• Supplied material
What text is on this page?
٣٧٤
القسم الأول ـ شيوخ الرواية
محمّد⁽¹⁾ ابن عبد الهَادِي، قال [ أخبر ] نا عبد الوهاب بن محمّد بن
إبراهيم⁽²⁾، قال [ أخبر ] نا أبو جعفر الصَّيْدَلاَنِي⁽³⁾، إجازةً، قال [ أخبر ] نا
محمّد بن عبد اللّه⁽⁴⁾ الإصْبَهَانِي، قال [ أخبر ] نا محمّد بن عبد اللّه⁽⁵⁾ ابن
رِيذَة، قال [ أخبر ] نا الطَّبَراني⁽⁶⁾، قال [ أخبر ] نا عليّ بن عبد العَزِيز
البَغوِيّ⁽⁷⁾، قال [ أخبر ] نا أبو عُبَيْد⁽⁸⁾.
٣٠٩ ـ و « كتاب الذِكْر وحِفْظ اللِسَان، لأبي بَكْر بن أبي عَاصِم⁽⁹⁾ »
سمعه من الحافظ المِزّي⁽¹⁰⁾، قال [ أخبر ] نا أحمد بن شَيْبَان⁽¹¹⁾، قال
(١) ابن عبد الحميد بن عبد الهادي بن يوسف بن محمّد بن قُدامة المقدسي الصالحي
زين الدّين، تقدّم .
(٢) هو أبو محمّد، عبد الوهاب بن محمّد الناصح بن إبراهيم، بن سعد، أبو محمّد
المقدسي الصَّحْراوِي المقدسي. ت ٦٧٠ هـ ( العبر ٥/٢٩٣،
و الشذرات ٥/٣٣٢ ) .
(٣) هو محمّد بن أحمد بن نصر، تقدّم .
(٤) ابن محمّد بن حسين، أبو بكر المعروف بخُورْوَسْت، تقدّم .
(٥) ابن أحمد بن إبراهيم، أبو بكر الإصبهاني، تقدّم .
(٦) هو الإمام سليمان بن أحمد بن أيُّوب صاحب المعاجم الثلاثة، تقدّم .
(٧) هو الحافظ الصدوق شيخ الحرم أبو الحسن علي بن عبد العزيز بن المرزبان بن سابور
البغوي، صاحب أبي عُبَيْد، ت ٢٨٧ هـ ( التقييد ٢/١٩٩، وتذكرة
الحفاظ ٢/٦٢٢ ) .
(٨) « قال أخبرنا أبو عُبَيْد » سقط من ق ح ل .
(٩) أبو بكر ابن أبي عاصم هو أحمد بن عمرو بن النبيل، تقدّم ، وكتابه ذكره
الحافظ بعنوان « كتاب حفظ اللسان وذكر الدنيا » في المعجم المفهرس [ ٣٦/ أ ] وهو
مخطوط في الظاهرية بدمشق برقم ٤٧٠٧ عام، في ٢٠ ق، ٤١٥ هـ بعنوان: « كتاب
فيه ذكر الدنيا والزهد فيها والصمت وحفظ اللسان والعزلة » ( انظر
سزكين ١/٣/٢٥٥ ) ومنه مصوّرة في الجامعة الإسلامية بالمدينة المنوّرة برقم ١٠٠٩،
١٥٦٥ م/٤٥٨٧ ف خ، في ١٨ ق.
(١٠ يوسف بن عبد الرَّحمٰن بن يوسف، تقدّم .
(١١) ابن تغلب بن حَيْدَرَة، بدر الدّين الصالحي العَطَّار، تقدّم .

• What you will do
Print the whole listing again, exactly.

• Response for this exercise
What text is on this page?
٣٧٤
القسم الأول ـ شيوخ الرواية
محمّد⁽¹⁾ ابن عبد الهَادِي، قال [ أخبر ] نا عبد الوهاب بن محمّد بن
إبراهيم⁽²⁾، قال [ أخبر ] نا أبو جعفر الصَّيْدَلاَنِي⁽³⁾، إجازةً، قال [ أخبر ] نا
محمّد بن عبد اللّه⁽⁴⁾ الإصْبَهَانِي، قال [ أخبر ] نا محمّد بن عبد اللّه⁽⁵⁾ ابن
رِيذَة، قال [ أخبر ] نا الطَّبَراني⁽⁶⁾، قال [ أخبر ] نا عليّ بن عبد العَزِيز
البَغوِيّ⁽⁷⁾، قال [ أخبر ] نا أبو عُبَيْد⁽⁸⁾.
٣٠٩ ـ و « كتاب الذِكْر وحِفْظ اللِسَان، لأبي بَكْر بن أبي عَاصِم⁽⁹⁾ »
سمعه من الحافظ المِزّي⁽¹⁰⁾، قال [ أخبر ] نا أحمد بن شَيْبَان⁽¹¹⁾، قال
(١) ابن عبد الحميد بن عبد الهادي بن يوسف بن محمّد بن قُدامة المقدسي الصالحي
زين الدّين، تقدّم .
(٢) هو أبو محمّد، عبد الوهاب بن محمّد الناصح بن إبراهيم، بن سعد، أبو محمّد
المقدسي الصَّحْراوِي المقدسي. ت ٦٧٠ هـ ( العبر ٥/٢٩٣،
و الشذرات ٥/٣٣٢ ) .
(٣) هو محمّد بن أحمد بن نصر، تقدّم .
(٤) ابن محمّد بن حسين، أبو بكر المعروف بخُورْوَسْت، تقدّم .
(٥) ابن أحمد بن إبراهيم، أبو بكر الإصبهاني، تقدّم .
(٦) هو الإمام سليمان بن أحمد بن أيُّوب صاحب المعاجم الثلاثة، تقدّم .
(٧) هو الحافظ الصدوق شيخ الحرم أبو الحسن علي بن عبد العزيز بن المرزبان بن سابور
البغوي، صاحب أبي عُبَيْد، ت ٢٨٧ هـ ( التقييد ٢/١٩٩، وتذكرة
الحفاظ ٢/٦٢٢ ) .
(٨) « قال أخبرنا أبو عُبَيْد » سقط من ق ح ل .
(٩) أبو بكر ابن أبي عاصم هو أحمد بن عمرو بن النبيل، تقدّم ، وكتابه ذكره
الحافظ بعنوان « كتاب حفظ اللسان وذكر الدنيا » في المعجم المفهرس [ ٣٦/ أ ] وهو
مخطوط في الظاهرية بدمشق برقم ٤٧٠٧ عام، في ٢٠ ق، ٤١٥ هـ بعنوان: « كتاب
فيه ذكر الدنيا والزهد فيها والصمت وحفظ اللسان والعزلة » ( انظر
سزكين ١/٣/٢٥٥ ) ومنه مصوّرة في الجامعة الإسلامية بالمدينة المنوّرة برقم ١٠٠٩،
١٥٦٥ م/٤٥٨٧ ف خ، في ١٨ ق.
(١٠ يوسف بن عبد الرَّحمٰن بن يوسف، تقدّم .
(١١) ابن تغلب بن حَيْدَرَة، بدر الدّين الصالحي العَطَّار، تقدّم .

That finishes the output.